*** EXERCISE MATERIALS
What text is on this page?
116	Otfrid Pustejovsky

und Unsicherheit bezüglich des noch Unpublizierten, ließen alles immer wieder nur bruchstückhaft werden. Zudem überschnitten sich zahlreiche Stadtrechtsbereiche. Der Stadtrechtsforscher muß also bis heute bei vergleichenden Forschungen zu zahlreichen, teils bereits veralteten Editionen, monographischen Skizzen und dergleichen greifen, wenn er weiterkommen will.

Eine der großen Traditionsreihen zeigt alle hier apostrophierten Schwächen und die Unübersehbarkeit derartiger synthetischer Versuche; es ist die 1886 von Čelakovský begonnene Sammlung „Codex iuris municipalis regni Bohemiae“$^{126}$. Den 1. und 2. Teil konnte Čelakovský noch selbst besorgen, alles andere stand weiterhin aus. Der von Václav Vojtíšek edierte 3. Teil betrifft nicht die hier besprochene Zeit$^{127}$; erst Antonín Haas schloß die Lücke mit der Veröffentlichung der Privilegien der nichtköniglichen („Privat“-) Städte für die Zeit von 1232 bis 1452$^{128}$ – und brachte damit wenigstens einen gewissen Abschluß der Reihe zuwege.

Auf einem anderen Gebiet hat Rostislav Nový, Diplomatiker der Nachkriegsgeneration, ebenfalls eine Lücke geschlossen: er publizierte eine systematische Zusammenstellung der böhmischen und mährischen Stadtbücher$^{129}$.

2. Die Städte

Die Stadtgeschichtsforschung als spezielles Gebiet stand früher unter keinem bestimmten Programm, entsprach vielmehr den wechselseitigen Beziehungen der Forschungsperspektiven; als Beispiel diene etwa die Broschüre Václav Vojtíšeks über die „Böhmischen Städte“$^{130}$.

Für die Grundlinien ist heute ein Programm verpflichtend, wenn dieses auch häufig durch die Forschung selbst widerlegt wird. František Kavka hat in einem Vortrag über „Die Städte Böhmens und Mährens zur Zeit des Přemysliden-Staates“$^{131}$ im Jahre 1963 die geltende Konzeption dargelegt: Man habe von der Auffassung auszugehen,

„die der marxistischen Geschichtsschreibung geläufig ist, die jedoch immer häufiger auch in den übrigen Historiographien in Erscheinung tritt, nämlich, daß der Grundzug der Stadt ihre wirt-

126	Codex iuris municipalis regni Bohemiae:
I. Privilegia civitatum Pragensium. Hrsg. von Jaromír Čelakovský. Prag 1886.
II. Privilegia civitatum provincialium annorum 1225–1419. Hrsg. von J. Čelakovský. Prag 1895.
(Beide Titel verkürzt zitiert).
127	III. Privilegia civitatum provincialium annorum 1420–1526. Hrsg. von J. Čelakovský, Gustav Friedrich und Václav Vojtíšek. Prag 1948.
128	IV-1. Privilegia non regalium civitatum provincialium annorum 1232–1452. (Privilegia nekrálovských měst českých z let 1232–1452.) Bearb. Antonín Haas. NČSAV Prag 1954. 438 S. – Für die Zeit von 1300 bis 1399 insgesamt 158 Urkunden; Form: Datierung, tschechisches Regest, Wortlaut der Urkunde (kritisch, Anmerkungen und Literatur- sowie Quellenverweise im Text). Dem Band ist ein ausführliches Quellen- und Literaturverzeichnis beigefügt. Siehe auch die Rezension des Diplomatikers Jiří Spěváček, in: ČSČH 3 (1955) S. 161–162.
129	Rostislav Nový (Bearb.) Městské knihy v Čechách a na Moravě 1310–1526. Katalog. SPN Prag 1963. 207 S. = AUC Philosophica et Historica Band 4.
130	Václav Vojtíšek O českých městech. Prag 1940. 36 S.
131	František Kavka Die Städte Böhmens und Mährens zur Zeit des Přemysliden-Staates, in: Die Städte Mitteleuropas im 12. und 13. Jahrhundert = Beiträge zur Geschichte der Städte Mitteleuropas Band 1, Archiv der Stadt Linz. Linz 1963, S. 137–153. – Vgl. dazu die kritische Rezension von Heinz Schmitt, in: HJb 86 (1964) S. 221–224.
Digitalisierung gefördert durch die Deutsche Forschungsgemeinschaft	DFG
******
• [TASK PROMPT] State only the number of lines in these entries that contain "durch".

• [SOLUTION TO THIS PROBLEM] 2